• [EXERCISE REQUIREMENTS]: State the number of lines in these records that include the word "embalaje", and add nothing to it.

[Saved entries]
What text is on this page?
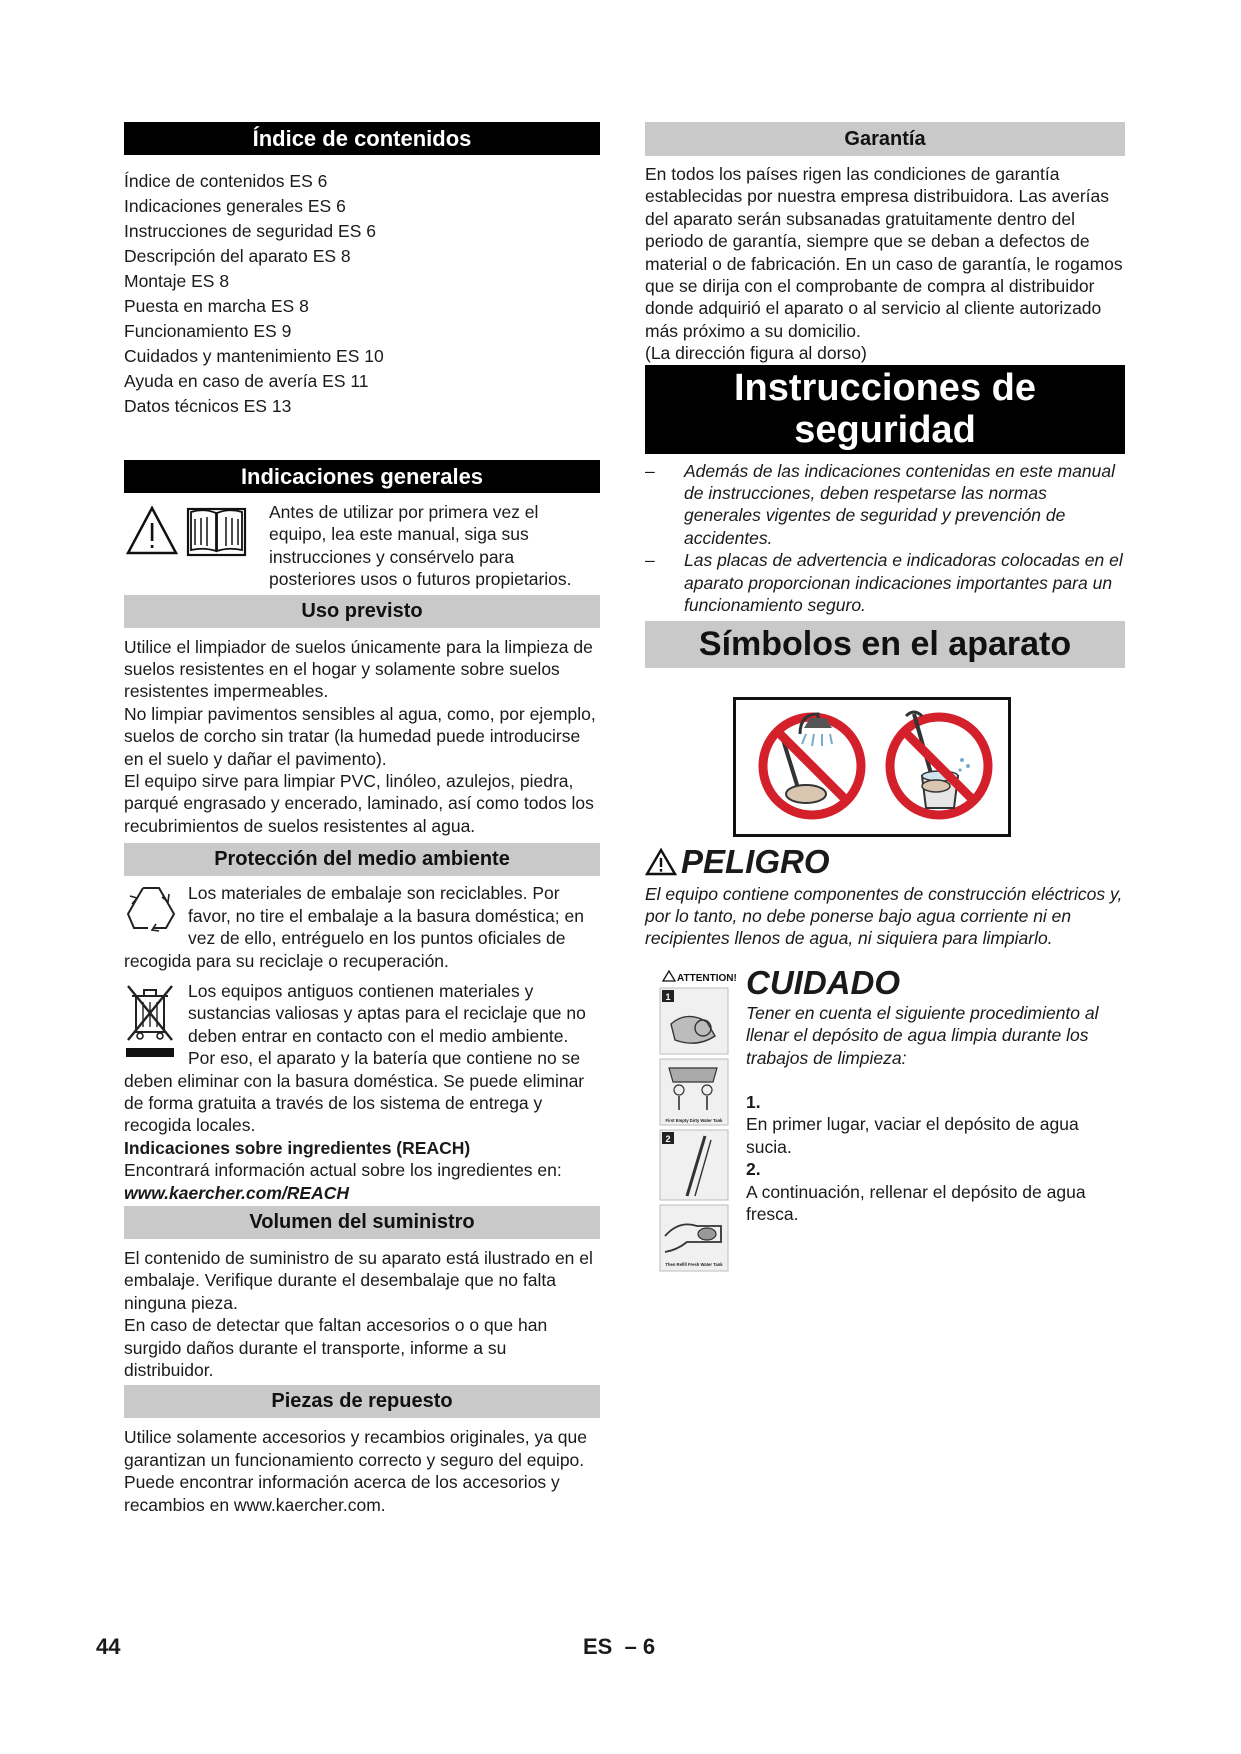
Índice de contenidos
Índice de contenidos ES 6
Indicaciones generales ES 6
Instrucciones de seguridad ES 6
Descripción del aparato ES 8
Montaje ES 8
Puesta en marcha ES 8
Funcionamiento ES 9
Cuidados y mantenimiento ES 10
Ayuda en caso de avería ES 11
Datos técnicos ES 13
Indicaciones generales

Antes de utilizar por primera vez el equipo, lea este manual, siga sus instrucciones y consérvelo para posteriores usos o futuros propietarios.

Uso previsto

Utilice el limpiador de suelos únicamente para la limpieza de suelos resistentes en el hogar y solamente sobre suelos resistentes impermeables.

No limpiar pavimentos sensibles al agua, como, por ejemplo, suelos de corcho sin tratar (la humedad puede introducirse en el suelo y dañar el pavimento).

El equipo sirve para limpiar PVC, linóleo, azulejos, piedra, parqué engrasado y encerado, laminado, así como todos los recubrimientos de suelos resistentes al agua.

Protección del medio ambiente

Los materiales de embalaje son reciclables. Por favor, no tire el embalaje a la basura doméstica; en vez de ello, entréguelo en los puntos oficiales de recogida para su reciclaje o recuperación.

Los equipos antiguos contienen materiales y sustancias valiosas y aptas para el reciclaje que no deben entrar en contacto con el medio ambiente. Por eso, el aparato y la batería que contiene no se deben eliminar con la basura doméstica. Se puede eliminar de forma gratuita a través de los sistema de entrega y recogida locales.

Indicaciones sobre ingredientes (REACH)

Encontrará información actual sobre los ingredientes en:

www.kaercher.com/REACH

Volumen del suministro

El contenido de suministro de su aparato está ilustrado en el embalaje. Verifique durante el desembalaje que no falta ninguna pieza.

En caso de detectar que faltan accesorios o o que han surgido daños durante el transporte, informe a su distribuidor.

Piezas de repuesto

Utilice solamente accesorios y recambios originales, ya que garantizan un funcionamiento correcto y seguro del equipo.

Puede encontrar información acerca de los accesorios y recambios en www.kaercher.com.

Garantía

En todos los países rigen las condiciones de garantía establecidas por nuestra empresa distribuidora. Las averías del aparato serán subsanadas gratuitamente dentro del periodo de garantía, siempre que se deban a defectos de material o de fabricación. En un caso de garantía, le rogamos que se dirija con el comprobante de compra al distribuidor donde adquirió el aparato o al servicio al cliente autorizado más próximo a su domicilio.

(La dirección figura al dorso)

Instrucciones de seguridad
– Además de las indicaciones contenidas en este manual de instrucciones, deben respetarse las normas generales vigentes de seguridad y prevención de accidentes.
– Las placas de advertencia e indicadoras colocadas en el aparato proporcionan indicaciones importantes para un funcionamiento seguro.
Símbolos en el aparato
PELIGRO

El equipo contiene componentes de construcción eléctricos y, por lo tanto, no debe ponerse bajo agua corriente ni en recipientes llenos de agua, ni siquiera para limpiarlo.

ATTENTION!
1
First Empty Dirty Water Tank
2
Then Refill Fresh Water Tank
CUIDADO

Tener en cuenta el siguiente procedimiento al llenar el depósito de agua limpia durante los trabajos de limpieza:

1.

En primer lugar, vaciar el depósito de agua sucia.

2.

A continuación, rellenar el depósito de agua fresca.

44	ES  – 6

• [TASK RESPONSE]: 2